What the task requires
Find and copy every line in the records that includes the string "Latest".

┄┄┄┄┄┄┄┄┄┄┄┄┄┄┄┄┄┄┄┄

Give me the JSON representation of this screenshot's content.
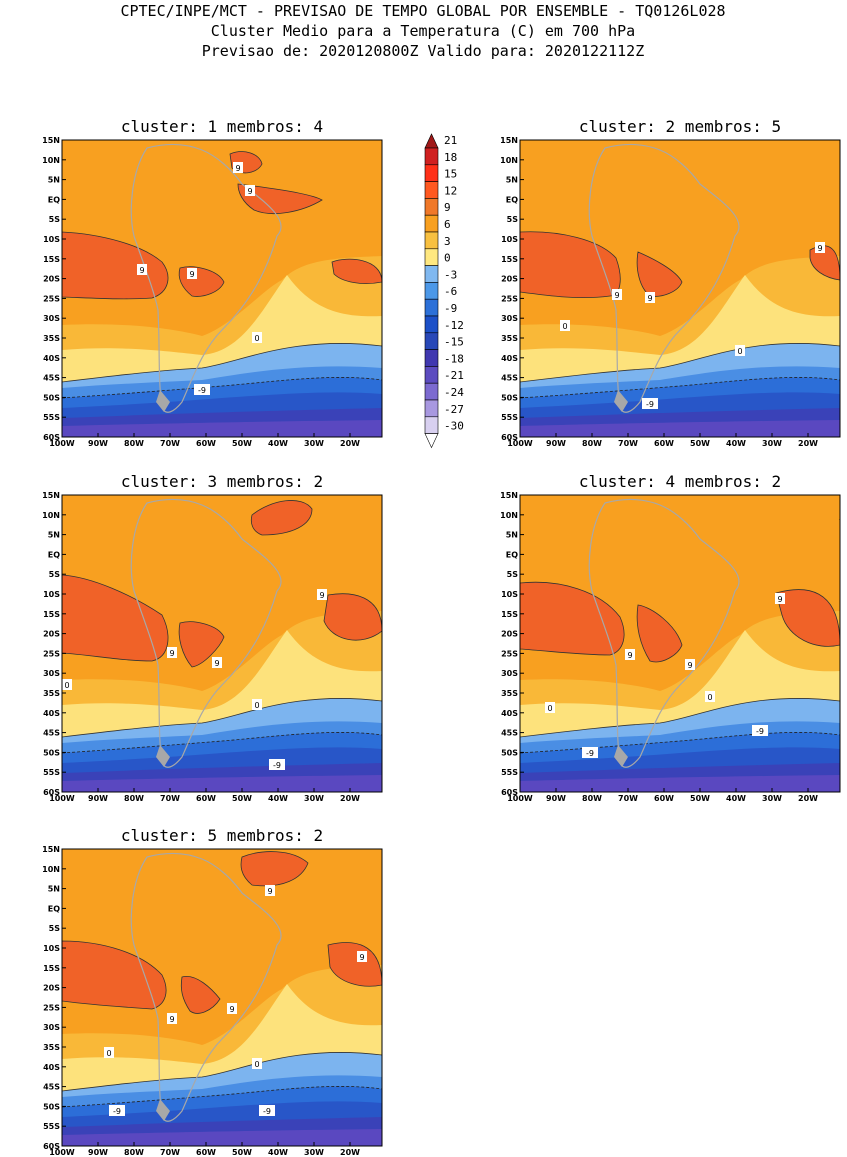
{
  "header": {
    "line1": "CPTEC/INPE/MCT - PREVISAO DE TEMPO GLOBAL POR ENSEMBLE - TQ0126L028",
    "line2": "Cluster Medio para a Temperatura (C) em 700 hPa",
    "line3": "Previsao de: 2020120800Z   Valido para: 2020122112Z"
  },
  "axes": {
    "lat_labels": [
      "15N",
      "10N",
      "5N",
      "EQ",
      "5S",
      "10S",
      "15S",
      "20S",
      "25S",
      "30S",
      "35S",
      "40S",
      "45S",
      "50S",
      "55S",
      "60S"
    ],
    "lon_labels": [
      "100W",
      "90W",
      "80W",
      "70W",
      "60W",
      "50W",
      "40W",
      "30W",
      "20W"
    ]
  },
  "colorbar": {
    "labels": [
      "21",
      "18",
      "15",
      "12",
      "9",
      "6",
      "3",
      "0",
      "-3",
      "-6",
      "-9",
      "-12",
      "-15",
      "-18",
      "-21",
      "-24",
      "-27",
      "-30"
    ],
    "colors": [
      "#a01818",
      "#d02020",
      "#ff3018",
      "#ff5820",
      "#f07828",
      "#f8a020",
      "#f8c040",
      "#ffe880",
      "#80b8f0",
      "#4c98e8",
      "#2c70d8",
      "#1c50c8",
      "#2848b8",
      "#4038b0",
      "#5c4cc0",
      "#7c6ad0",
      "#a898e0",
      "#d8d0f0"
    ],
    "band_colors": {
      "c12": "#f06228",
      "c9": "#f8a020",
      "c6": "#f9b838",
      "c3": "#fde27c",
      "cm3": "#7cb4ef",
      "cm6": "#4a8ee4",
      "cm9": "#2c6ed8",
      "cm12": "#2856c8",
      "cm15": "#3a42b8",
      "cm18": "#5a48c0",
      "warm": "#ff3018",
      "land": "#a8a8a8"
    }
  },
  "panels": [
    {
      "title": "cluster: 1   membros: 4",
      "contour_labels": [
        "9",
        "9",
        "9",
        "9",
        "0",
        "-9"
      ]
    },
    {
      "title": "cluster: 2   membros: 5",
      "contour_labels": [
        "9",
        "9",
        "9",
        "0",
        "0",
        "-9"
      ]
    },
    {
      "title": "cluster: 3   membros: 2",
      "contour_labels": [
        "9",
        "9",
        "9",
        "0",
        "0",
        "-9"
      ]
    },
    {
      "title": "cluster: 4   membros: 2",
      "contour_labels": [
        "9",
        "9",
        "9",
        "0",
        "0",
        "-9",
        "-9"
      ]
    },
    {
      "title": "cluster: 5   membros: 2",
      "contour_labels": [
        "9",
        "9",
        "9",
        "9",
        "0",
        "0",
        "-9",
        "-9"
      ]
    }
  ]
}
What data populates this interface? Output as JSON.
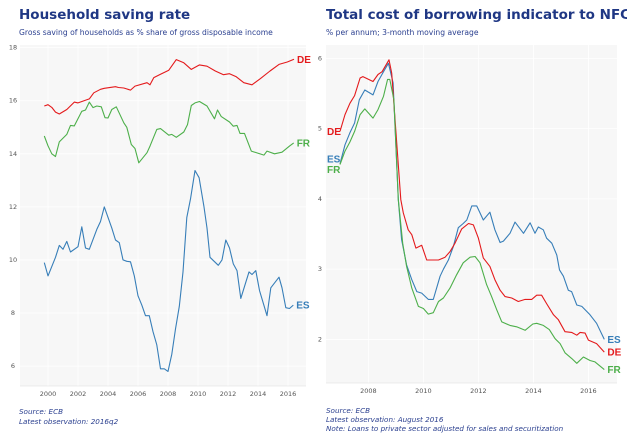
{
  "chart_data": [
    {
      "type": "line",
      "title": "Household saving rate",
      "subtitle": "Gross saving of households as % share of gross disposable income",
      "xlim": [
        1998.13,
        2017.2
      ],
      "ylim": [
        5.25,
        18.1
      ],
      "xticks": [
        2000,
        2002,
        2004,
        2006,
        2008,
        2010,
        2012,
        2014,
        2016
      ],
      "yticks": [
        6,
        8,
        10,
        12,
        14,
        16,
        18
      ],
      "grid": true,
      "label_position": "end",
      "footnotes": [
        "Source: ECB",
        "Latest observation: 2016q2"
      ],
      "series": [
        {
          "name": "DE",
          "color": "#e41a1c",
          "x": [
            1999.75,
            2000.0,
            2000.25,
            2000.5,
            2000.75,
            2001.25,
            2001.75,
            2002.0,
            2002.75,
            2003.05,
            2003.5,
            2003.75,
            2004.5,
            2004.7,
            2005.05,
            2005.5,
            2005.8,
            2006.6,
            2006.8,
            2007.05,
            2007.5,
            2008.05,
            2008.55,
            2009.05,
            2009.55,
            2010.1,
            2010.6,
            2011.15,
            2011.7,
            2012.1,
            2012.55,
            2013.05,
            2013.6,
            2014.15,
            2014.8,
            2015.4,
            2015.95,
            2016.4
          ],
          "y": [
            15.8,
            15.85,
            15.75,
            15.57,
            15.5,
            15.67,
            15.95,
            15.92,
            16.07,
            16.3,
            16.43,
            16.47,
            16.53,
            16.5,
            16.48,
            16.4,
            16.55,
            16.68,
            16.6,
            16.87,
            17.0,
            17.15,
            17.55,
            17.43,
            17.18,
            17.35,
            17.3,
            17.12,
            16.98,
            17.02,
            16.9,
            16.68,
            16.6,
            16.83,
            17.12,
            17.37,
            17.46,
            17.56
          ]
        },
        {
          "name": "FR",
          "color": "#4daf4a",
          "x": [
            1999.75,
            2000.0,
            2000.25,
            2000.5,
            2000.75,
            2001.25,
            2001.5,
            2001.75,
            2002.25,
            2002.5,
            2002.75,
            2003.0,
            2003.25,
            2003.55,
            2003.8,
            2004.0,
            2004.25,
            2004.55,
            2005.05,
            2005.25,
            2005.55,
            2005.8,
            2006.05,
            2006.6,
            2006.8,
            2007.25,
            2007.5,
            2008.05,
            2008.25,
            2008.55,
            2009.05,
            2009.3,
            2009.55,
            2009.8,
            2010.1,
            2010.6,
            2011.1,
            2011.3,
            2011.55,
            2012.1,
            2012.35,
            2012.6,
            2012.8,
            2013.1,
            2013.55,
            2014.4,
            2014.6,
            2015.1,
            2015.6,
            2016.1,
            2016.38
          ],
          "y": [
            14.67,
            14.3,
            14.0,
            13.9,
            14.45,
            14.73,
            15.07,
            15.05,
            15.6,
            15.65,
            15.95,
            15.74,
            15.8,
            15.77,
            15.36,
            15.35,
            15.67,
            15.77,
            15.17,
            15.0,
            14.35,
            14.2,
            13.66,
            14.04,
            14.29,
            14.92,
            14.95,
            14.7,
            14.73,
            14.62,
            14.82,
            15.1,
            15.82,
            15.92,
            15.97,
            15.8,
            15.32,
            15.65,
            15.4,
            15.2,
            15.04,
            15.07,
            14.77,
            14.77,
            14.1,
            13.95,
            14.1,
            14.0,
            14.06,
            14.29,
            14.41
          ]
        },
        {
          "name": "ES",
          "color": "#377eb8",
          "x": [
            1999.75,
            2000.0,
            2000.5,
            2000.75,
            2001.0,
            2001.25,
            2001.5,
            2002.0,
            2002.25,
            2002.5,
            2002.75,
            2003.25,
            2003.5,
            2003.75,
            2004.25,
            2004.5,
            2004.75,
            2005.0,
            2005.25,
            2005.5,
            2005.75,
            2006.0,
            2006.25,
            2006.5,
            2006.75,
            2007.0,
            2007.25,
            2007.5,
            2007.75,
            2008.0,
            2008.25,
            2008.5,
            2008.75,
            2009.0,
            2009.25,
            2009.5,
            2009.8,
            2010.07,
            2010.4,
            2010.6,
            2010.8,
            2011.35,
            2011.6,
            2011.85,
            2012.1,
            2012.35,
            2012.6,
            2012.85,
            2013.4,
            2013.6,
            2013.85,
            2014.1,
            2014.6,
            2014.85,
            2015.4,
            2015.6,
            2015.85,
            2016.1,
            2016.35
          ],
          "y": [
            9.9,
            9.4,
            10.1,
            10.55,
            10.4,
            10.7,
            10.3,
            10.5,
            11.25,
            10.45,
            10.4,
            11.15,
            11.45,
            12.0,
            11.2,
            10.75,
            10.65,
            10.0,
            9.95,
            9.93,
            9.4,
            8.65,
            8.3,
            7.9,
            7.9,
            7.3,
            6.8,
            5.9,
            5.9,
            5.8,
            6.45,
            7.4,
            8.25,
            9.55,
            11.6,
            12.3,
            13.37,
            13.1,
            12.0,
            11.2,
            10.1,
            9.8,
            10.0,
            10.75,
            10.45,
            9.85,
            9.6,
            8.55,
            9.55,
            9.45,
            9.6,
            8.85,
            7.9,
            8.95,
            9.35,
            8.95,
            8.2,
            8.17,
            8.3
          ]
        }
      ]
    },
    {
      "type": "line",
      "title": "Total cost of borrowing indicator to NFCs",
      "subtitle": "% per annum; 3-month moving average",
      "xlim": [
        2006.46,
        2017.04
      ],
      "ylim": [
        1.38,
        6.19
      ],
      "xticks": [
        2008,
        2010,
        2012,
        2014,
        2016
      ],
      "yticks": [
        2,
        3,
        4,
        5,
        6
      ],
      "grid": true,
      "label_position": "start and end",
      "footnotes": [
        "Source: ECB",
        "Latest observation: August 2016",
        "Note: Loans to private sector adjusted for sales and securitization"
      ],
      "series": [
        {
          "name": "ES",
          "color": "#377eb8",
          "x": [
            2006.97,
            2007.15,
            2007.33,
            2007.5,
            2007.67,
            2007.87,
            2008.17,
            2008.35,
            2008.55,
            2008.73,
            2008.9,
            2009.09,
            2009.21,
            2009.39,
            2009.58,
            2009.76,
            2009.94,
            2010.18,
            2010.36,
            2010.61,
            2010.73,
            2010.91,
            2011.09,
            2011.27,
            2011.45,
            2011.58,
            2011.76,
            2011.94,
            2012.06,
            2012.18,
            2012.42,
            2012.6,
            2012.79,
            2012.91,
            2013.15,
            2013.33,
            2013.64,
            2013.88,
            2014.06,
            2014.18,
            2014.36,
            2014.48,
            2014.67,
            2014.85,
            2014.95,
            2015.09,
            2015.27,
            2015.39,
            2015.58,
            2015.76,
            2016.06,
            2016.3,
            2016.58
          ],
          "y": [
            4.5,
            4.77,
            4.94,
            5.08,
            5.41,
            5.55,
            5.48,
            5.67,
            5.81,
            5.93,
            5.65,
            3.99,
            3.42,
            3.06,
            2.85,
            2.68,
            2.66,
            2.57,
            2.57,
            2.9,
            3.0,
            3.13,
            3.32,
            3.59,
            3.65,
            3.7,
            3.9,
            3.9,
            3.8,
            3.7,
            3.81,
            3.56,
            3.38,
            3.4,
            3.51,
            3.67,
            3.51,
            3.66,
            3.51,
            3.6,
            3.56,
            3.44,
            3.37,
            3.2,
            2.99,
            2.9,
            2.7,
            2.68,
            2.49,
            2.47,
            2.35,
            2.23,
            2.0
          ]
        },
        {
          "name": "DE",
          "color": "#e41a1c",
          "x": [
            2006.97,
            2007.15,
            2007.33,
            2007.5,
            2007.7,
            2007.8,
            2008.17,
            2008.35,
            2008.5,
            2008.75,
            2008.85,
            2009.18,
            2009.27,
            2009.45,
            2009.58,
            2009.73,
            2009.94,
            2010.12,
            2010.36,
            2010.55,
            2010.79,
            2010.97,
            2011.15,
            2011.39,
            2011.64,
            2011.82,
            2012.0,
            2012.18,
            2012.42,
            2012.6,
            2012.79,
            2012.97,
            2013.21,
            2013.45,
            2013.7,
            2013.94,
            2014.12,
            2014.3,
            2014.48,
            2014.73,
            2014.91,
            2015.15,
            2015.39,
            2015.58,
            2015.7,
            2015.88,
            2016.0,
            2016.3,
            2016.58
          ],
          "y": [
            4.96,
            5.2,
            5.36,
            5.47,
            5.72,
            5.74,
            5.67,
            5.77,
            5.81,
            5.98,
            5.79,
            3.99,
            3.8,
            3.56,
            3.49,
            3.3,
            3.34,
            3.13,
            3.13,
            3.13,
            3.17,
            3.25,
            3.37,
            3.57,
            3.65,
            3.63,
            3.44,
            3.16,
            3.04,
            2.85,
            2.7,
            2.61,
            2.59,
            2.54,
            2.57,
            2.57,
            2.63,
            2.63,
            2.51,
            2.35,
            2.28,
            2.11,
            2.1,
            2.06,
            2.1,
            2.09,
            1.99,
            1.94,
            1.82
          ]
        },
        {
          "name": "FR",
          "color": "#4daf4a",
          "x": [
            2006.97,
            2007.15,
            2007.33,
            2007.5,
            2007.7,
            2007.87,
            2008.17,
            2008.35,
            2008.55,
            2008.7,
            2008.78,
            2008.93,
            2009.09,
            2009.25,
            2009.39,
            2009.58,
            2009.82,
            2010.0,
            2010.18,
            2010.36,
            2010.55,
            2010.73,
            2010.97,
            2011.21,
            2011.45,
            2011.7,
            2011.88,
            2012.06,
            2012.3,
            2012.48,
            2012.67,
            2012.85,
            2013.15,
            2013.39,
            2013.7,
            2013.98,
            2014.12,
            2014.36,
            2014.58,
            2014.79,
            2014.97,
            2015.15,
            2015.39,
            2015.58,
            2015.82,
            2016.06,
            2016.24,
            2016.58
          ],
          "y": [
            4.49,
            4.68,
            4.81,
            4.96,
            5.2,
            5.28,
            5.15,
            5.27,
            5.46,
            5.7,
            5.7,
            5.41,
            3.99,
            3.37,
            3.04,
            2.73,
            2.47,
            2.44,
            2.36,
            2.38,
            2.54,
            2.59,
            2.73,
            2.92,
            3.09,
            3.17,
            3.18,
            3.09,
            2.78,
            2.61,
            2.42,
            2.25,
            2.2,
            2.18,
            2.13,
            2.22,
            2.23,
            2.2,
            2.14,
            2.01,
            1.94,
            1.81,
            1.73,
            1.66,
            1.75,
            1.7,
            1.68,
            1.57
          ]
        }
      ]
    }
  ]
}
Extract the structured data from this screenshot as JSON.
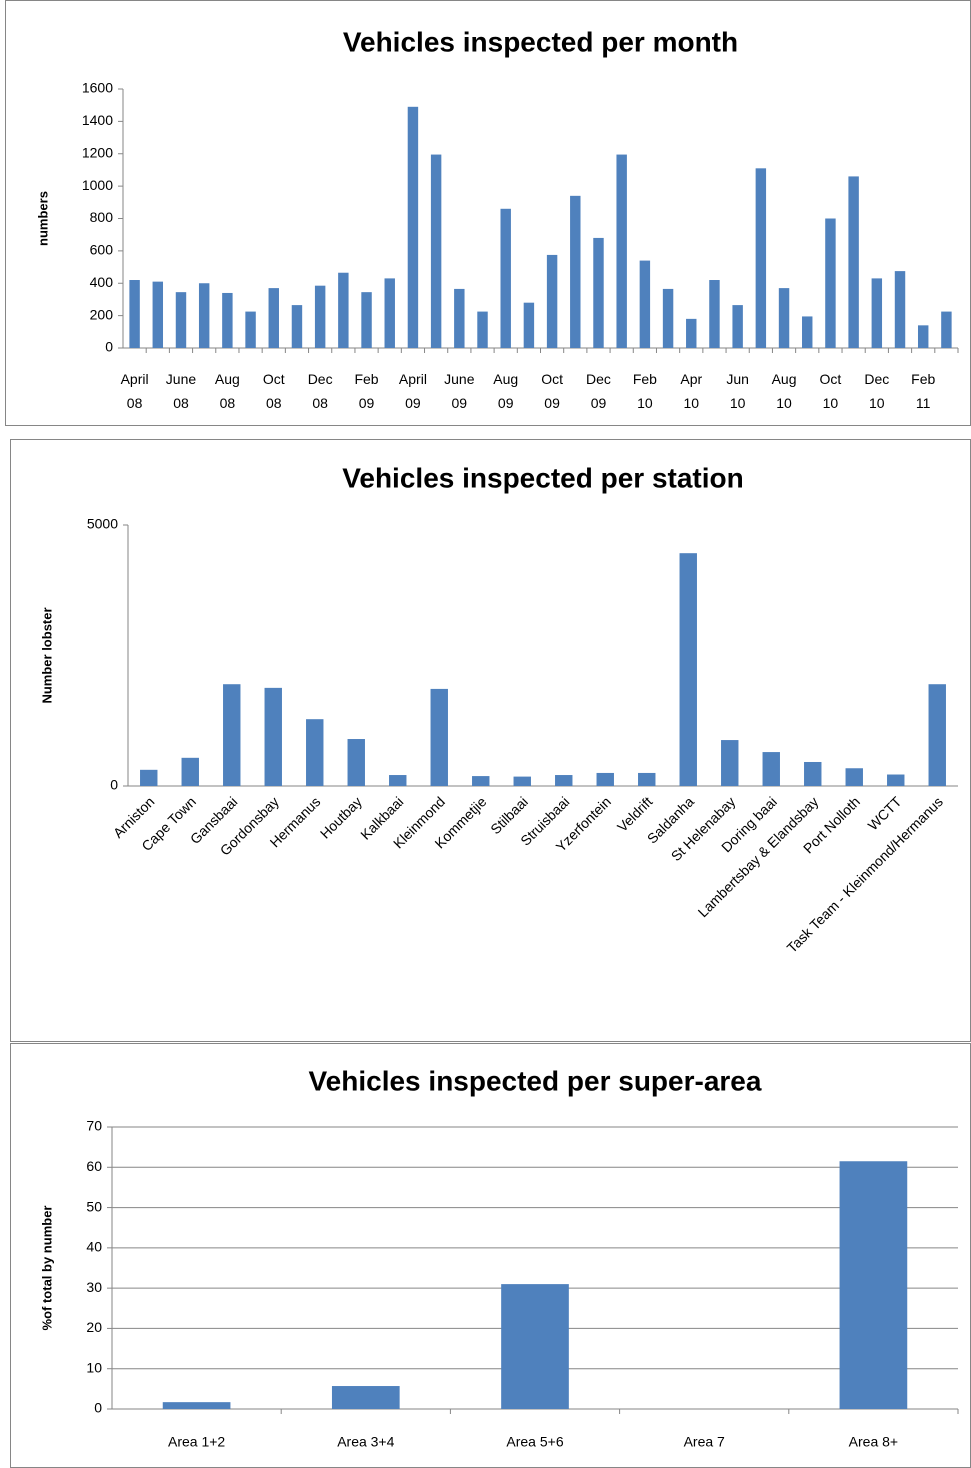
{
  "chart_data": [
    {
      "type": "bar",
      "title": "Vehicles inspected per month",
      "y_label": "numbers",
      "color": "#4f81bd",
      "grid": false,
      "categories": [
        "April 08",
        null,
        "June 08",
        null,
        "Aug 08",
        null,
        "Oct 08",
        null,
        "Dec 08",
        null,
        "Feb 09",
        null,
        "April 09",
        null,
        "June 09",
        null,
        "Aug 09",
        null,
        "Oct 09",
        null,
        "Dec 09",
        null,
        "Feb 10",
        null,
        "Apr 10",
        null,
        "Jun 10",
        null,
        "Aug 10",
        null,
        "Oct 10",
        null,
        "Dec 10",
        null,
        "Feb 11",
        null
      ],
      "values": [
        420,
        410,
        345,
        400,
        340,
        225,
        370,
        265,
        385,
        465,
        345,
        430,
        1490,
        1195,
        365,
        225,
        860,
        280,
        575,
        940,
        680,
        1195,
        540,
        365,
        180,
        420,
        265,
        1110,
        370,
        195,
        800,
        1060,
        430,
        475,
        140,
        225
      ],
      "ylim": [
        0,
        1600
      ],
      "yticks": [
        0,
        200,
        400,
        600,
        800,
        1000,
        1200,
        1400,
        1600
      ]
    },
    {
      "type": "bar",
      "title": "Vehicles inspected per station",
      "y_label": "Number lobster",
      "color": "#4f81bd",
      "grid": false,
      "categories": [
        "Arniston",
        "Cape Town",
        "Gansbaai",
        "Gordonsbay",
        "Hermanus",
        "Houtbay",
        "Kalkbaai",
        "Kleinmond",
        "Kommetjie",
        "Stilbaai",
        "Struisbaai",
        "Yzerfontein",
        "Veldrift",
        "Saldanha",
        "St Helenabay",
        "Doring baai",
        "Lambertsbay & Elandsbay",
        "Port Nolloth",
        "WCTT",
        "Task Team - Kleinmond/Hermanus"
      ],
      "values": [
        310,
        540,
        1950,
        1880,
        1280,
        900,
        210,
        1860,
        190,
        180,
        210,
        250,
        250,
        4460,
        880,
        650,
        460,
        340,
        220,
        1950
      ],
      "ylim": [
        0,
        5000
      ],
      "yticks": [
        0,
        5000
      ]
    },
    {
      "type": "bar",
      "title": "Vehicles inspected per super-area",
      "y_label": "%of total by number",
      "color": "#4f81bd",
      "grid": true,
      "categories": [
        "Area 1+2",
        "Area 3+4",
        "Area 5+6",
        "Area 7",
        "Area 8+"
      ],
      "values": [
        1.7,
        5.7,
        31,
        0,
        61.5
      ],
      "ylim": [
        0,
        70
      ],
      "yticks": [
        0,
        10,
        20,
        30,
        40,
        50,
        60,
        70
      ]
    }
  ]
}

┄┄┄┄┄┄┄┄┄┄┄┄┄┄┄┄┄┄┄┄

Expected answer
        "Latest observation: 2016q2"
        "Latest observation: August 2016",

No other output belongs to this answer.